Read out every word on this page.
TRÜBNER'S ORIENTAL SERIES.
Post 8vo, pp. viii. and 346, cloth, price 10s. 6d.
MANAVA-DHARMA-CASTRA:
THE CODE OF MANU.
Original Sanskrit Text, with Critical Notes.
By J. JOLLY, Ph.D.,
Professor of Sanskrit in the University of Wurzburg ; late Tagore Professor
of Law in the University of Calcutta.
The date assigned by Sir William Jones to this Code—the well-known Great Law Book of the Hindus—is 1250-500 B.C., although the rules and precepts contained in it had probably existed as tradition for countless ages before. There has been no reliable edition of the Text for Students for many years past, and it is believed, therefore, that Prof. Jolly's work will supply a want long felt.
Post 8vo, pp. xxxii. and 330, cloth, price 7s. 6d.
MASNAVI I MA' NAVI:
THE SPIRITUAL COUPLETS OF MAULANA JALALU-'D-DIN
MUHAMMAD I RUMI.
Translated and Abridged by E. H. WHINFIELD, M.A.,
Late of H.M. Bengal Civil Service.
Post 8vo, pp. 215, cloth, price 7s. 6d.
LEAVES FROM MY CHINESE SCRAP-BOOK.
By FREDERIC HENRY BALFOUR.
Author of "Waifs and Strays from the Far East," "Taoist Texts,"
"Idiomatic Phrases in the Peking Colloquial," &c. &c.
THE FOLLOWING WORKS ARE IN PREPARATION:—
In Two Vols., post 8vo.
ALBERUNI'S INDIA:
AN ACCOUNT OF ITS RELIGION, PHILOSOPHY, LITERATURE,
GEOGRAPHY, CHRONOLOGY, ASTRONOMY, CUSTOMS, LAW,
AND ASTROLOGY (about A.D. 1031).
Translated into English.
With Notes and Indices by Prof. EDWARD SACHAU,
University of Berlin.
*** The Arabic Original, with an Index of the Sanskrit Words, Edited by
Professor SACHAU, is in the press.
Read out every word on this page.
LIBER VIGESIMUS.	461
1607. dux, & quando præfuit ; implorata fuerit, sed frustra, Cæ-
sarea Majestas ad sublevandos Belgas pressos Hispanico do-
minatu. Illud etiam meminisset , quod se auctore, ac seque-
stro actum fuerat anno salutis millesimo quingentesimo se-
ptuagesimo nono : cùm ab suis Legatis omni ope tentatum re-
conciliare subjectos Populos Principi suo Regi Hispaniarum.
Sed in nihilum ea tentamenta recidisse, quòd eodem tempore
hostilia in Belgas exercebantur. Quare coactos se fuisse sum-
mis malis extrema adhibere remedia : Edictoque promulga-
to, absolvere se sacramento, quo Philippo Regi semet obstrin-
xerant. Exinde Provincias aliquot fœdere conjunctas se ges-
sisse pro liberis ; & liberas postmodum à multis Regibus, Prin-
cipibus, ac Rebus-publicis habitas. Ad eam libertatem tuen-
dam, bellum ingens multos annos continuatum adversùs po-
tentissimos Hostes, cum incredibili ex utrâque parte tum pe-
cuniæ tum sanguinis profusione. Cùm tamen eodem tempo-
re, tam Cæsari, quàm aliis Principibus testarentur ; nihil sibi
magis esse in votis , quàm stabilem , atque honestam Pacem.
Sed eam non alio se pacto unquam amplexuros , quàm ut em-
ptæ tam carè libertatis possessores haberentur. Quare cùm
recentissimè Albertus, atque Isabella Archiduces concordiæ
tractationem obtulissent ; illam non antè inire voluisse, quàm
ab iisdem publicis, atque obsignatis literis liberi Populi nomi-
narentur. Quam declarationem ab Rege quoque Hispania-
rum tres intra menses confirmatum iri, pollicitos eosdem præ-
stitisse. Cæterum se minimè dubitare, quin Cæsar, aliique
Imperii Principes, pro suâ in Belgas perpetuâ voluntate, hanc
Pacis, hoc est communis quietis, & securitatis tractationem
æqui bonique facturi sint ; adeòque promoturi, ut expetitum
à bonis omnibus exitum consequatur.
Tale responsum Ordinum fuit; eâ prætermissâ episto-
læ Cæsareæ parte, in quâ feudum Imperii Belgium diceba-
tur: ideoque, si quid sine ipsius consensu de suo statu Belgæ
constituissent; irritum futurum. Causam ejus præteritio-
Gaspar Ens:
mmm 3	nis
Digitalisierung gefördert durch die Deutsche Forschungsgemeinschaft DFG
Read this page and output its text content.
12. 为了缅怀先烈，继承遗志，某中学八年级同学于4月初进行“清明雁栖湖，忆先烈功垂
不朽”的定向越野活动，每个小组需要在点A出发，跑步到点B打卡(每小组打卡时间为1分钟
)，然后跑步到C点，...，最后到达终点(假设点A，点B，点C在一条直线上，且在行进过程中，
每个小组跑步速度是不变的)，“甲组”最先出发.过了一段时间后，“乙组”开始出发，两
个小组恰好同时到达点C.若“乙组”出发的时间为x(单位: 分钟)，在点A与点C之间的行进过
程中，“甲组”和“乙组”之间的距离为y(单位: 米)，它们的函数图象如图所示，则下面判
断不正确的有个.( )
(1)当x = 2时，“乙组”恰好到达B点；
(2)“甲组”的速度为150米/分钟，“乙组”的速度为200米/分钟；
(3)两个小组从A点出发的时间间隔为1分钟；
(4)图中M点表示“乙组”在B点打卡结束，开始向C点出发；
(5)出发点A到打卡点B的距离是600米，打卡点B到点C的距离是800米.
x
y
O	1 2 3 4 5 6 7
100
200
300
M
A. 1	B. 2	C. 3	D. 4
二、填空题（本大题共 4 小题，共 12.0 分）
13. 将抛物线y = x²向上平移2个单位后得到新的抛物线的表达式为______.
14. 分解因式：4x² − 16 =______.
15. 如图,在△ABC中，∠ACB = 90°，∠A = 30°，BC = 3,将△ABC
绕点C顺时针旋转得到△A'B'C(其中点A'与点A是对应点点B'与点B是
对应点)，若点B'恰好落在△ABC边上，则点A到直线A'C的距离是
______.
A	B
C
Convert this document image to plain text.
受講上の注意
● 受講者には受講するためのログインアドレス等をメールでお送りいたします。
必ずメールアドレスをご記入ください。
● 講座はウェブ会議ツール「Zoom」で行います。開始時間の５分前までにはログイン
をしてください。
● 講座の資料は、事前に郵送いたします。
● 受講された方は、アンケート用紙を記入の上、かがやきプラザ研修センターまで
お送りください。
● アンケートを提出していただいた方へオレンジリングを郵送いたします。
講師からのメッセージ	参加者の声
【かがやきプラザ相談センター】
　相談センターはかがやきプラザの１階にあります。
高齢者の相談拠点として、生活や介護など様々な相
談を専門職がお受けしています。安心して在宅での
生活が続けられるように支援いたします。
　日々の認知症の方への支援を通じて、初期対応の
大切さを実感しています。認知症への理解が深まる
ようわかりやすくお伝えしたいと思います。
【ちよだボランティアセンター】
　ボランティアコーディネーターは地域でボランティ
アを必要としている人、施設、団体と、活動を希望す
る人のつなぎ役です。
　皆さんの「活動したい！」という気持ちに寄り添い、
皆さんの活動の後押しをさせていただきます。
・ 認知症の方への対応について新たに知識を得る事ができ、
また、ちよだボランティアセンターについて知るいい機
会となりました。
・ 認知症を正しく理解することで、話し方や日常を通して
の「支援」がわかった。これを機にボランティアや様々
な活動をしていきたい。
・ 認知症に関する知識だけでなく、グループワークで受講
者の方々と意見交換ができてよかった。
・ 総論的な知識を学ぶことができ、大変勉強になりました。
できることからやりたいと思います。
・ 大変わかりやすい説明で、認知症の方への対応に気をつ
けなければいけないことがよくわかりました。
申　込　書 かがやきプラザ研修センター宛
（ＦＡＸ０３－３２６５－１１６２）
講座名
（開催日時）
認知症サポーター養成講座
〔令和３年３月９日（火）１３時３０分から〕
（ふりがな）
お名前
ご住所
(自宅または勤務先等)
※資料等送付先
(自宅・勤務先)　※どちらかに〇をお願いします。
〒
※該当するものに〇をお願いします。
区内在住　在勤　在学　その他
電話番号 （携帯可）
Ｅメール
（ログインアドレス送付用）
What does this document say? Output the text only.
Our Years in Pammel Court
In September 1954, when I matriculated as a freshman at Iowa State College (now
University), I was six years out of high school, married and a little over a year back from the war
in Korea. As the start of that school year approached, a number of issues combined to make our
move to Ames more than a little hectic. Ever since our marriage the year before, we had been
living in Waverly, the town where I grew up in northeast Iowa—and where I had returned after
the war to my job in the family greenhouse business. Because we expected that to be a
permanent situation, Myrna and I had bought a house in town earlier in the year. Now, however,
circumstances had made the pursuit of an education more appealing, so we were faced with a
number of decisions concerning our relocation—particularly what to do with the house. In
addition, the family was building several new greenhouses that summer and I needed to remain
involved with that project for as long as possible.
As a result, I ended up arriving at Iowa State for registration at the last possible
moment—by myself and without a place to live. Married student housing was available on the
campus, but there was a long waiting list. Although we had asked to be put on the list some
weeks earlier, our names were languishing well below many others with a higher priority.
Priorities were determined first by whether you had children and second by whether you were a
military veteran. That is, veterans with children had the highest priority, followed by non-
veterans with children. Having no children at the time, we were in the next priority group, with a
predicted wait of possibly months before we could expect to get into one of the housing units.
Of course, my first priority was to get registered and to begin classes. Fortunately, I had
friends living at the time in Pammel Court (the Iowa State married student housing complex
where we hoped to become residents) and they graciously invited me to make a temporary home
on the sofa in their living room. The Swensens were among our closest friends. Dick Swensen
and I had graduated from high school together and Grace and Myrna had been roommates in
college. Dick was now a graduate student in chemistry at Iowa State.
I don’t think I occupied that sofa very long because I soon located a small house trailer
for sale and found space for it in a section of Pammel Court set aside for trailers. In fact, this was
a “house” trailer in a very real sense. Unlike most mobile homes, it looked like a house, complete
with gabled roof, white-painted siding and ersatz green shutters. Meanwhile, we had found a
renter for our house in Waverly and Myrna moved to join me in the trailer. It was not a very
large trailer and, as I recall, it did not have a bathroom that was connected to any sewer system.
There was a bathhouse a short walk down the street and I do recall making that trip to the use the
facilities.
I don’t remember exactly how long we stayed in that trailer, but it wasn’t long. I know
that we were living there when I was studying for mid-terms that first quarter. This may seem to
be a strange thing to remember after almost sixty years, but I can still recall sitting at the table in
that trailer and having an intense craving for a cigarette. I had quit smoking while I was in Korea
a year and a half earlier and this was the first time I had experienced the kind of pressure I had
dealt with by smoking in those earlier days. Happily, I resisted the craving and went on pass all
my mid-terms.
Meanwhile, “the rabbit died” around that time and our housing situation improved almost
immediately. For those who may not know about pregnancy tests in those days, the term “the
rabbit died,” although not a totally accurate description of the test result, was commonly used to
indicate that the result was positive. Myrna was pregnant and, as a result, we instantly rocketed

*GIVEN EXERCISE*:
Take every line from the records above that has the word "town" and copy it.

*SOLUTION FOR THIS TASK*:
living in Waverly, the town where I grew up in northeast Iowa—and where I had returned after
permanent situation, Myrna and I had bought a house in town earlier in the year. Now, however,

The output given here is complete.